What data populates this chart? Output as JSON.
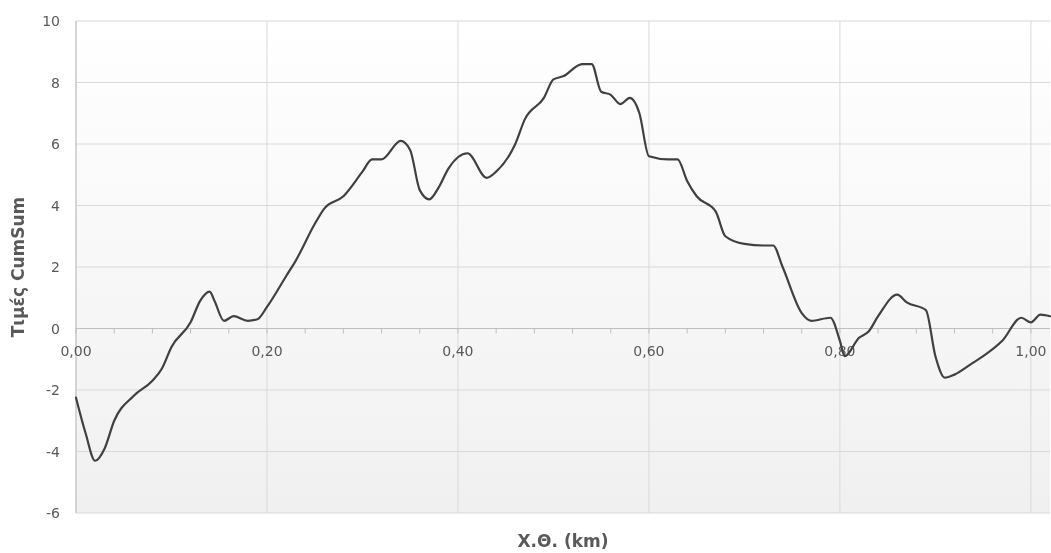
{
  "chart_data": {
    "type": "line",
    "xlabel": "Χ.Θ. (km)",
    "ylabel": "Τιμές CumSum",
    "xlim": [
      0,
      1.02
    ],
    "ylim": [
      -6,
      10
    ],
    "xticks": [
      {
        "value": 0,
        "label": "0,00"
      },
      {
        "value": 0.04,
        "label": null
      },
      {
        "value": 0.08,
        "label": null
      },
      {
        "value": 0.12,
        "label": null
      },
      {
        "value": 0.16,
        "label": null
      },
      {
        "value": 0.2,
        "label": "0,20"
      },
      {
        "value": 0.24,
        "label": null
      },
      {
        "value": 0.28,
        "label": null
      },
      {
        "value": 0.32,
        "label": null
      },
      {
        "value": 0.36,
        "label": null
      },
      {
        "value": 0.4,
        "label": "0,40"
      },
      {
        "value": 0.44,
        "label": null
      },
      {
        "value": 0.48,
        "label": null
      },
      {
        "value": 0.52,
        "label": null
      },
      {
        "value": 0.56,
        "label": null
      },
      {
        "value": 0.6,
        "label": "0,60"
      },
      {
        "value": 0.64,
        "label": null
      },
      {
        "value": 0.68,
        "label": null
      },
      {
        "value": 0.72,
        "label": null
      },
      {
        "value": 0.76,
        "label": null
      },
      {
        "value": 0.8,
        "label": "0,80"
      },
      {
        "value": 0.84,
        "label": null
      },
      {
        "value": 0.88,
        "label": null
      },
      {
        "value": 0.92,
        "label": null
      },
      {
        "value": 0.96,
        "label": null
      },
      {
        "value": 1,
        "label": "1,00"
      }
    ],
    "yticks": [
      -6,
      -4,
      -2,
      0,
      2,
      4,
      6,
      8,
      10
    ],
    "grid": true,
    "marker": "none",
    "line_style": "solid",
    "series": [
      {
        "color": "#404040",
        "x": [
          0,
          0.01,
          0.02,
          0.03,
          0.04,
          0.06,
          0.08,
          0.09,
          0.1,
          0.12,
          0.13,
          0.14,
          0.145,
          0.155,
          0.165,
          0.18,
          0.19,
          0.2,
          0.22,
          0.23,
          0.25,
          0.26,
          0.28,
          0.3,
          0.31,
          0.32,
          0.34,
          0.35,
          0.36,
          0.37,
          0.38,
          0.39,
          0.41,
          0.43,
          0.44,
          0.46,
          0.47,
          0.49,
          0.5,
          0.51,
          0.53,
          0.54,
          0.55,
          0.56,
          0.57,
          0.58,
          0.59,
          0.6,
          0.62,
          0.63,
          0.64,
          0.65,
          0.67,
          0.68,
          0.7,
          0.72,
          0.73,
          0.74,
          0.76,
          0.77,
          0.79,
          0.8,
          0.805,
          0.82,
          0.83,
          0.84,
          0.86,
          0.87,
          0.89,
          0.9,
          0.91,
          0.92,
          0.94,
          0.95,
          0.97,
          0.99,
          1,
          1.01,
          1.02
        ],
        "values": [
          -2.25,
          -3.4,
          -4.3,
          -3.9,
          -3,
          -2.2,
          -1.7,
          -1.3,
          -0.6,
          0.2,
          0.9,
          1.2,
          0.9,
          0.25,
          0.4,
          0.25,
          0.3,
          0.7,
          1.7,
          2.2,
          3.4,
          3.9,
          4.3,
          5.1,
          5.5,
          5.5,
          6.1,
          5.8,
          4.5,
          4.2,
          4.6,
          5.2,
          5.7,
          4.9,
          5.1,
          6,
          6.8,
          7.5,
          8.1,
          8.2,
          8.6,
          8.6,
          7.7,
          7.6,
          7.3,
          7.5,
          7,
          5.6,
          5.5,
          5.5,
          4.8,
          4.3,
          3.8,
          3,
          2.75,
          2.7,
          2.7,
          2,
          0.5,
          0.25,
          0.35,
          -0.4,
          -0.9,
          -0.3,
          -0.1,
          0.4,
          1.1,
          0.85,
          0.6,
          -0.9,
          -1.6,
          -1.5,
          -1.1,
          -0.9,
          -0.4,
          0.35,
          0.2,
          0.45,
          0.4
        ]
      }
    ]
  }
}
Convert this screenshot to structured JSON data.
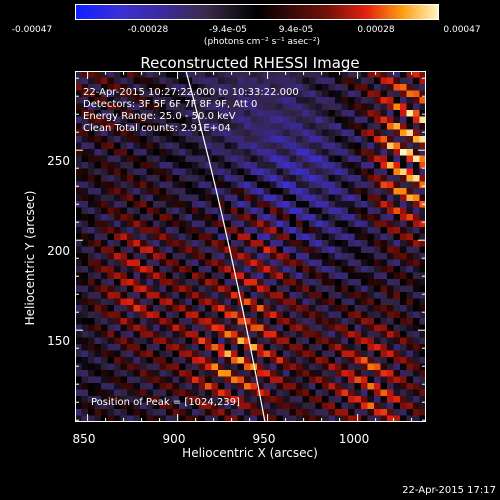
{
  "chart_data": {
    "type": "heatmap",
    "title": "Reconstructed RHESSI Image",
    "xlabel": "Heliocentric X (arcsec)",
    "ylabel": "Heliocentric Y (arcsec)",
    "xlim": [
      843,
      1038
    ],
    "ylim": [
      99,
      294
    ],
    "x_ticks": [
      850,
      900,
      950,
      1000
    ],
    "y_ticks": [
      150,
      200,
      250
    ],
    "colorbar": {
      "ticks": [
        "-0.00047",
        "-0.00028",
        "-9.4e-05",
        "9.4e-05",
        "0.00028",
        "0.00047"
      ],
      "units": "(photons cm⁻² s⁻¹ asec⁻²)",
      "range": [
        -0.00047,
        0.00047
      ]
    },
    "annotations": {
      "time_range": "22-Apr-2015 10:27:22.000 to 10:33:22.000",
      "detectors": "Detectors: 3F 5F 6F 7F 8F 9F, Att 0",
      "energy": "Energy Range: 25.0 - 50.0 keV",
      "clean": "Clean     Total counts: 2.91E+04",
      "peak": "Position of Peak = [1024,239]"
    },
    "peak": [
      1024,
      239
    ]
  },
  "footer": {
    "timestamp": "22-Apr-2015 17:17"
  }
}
--
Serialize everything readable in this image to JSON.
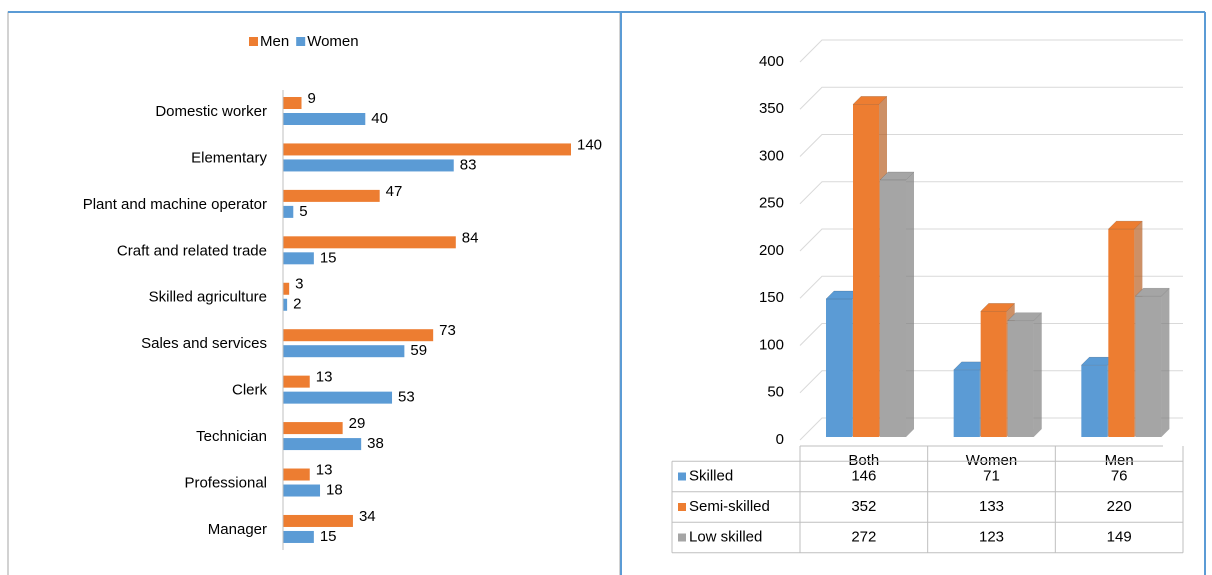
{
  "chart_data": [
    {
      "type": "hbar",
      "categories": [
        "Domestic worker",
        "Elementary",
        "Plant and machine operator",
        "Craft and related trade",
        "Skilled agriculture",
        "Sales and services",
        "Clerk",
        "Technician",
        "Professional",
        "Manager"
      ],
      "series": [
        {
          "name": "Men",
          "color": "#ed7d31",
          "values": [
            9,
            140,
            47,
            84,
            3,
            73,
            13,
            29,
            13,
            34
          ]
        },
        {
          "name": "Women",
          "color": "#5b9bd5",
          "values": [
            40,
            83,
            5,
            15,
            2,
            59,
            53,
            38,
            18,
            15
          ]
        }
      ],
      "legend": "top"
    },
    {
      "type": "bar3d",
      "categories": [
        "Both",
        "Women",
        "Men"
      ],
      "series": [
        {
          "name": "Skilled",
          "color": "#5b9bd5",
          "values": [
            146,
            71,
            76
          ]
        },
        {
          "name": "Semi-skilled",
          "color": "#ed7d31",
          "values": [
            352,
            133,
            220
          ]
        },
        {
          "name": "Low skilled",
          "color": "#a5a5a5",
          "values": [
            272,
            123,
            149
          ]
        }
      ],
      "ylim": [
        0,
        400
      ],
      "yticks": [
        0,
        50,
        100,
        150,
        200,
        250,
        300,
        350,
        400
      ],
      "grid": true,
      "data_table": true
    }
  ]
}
* * *
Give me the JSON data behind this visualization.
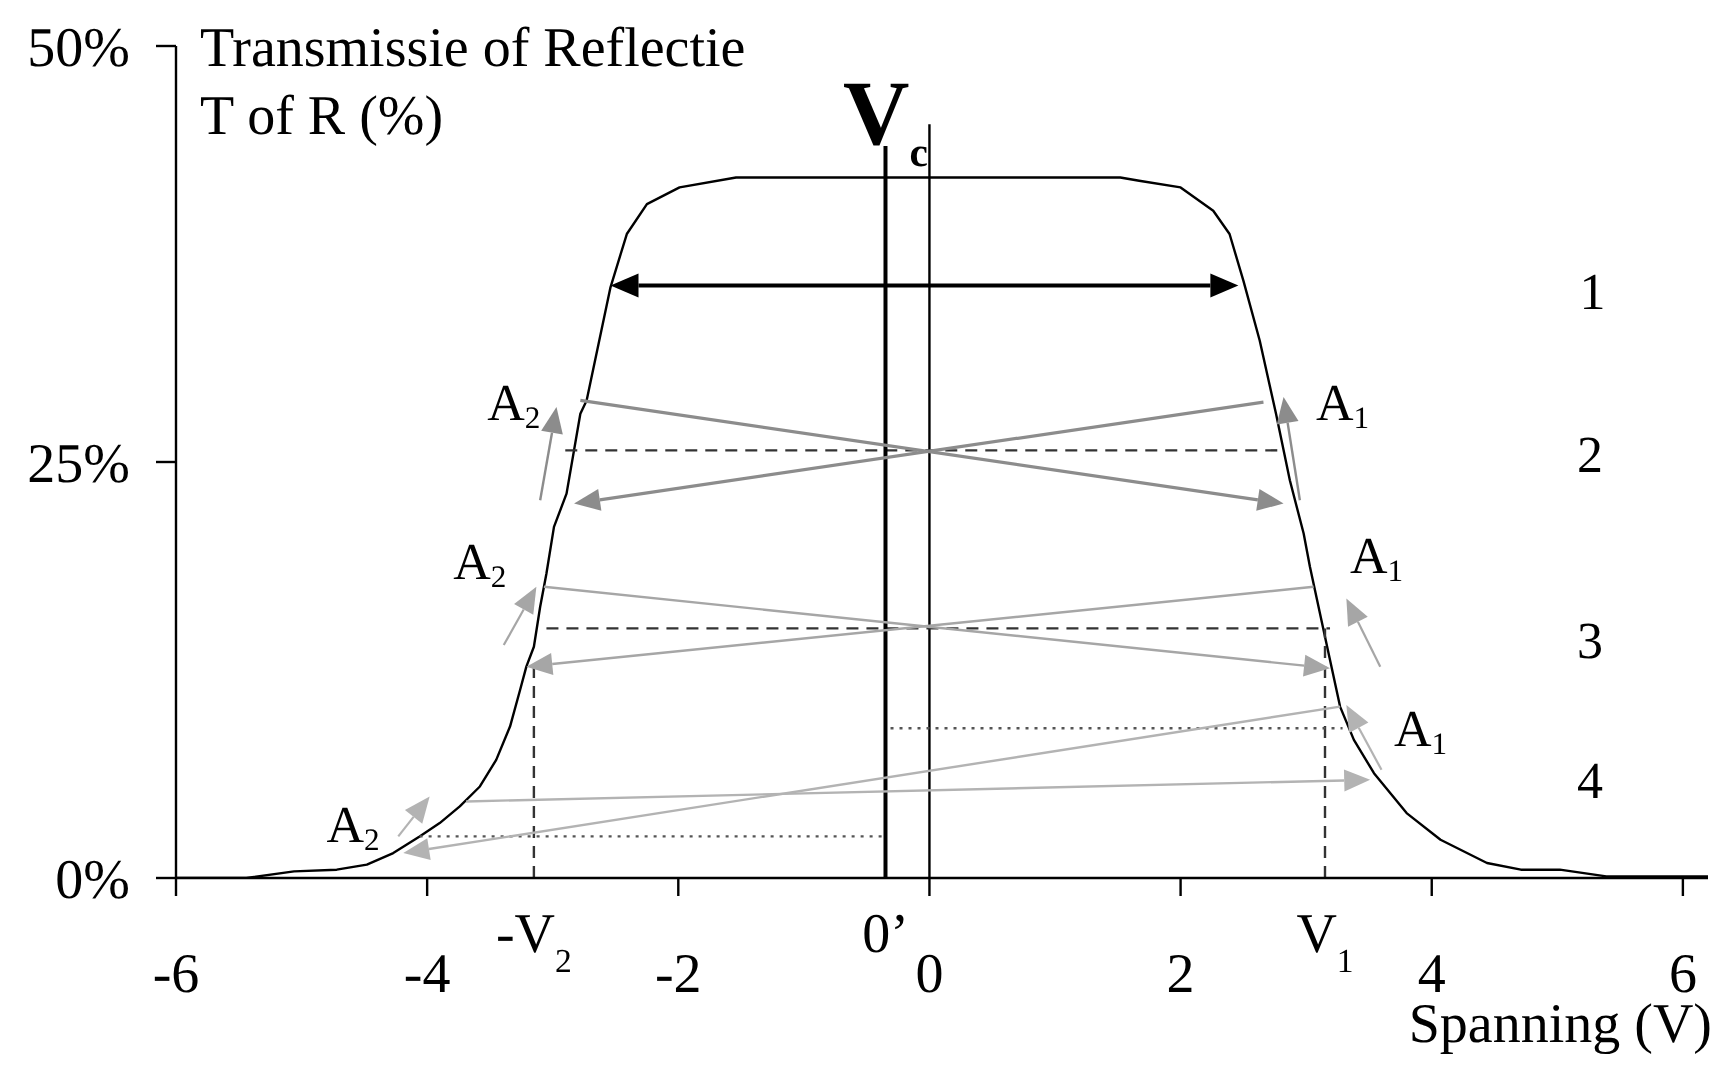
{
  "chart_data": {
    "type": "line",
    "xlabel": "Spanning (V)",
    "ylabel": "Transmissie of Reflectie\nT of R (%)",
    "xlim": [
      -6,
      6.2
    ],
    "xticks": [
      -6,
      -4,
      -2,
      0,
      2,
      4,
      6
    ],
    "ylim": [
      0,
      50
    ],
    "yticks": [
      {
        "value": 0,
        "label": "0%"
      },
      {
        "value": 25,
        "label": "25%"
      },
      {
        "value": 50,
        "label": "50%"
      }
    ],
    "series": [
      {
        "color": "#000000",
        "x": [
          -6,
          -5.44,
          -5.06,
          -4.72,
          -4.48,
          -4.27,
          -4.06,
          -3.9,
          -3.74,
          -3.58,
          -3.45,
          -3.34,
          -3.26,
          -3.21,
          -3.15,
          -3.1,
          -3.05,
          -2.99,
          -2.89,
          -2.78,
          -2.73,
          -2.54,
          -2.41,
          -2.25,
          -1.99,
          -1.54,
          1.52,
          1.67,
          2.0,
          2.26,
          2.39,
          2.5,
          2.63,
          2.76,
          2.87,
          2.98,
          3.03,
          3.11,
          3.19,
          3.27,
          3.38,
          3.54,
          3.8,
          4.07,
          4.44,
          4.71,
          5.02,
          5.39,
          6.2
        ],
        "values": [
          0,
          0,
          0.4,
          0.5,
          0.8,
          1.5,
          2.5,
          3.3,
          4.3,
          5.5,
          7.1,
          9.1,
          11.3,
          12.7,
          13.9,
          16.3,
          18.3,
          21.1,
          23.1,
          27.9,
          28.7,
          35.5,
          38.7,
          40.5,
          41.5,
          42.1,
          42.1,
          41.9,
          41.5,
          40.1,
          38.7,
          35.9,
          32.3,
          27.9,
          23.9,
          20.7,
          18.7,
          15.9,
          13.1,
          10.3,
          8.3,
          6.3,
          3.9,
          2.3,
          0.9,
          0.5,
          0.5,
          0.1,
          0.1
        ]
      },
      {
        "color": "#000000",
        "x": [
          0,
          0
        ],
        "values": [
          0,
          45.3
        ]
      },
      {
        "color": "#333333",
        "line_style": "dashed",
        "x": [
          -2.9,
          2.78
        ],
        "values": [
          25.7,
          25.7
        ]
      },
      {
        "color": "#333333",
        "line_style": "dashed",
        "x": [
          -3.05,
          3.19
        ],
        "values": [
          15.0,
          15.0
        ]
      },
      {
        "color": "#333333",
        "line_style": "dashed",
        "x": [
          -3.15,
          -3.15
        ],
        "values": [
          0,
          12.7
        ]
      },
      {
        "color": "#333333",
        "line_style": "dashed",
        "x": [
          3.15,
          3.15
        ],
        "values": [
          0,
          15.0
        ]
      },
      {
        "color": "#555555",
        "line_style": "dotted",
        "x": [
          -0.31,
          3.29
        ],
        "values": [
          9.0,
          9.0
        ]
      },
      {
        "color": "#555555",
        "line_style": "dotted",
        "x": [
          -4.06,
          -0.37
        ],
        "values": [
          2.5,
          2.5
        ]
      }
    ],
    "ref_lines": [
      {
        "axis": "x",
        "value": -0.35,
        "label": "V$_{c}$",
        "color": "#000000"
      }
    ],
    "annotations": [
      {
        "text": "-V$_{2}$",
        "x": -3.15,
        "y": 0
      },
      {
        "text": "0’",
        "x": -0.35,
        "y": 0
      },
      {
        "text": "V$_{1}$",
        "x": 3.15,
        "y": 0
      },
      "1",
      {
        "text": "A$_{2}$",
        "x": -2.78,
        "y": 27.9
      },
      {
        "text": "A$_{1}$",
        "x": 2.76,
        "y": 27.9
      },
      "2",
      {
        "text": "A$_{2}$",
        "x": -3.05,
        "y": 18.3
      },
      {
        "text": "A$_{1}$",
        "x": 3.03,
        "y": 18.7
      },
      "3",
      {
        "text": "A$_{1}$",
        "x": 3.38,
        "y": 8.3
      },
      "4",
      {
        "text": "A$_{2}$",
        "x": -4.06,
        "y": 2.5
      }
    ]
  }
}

» **Exercise prompt**: In the entries above, find every line with the word "ylabel" and list it.

» **Task result**:
    "ylabel": "Τιμές CumSum",
    "ylabel": "Heliocentric Y (arcsec)",
    "ylabel": "Transmissie of Reflectie\nT of R (%)",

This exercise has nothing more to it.